[Annotated element entries]
-- -- --

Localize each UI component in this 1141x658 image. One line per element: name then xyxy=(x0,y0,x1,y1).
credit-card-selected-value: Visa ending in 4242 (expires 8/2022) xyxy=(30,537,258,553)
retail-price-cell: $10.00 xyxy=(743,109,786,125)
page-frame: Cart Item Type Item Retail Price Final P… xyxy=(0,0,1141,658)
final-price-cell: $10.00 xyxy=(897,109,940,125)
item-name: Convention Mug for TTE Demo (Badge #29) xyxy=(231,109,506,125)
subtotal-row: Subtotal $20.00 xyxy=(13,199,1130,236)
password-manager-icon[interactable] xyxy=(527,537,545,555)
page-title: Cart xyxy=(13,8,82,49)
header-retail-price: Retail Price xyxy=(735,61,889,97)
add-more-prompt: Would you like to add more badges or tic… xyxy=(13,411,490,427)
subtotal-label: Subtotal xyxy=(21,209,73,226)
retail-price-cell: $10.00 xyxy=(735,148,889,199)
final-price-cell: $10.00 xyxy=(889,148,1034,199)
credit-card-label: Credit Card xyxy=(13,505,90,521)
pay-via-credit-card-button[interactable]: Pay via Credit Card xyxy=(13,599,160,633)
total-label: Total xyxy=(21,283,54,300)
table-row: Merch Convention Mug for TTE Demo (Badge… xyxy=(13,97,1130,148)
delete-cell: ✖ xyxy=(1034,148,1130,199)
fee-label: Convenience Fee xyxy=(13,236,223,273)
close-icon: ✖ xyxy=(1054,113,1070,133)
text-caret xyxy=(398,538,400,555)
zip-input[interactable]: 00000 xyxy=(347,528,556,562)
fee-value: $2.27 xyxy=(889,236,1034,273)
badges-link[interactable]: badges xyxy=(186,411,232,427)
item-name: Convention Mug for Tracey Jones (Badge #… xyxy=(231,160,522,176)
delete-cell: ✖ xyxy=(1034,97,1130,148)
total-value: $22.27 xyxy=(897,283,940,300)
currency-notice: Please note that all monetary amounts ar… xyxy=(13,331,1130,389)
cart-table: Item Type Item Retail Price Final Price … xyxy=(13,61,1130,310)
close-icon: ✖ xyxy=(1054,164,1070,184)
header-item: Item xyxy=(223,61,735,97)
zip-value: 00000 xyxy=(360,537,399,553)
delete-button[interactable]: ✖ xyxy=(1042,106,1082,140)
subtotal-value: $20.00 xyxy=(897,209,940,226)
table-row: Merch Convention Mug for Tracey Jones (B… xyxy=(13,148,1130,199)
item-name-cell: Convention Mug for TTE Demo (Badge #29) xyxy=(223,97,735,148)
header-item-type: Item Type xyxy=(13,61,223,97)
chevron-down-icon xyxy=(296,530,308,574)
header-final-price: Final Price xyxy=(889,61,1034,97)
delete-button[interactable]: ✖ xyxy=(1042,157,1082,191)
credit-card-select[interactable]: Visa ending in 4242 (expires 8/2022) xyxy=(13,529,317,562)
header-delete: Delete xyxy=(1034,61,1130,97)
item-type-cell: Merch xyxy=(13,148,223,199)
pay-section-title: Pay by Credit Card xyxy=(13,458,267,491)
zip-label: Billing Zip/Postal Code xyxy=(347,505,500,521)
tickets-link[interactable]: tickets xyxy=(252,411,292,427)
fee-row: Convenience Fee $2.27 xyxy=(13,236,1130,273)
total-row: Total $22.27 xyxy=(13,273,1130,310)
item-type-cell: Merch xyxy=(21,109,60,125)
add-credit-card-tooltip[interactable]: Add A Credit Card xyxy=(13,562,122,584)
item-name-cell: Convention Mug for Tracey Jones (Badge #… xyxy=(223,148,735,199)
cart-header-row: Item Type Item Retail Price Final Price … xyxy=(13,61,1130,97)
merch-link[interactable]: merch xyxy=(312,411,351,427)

-- -- --

What the task asks: Substitute "Basket" for "Cart" in the records, starting at the first line and ending at the line that contains "header-retail-price: Retail Price". Reproduce only those lines, with everything else left unchanged.

Right answer:
Localize each UI component in this 1141x658 image. One line per element: name then xyxy=(x0,y0,x1,y1).
credit-card-selected-value: Visa ending in 4242 (expires 8/2022) xyxy=(30,537,258,553)
retail-price-cell: $10.00 xyxy=(743,109,786,125)
page-frame: Basket Item Type Item Retail Price Final P… xyxy=(0,0,1141,658)
final-price-cell: $10.00 xyxy=(897,109,940,125)
item-name: Convention Mug for TTE Demo (Badge #29) xyxy=(231,109,506,125)
subtotal-row: Subtotal $20.00 xyxy=(13,199,1130,236)
password-manager-icon[interactable] xyxy=(527,537,545,555)
page-title: Basket xyxy=(13,8,82,49)
header-retail-price: Retail Price xyxy=(735,61,889,97)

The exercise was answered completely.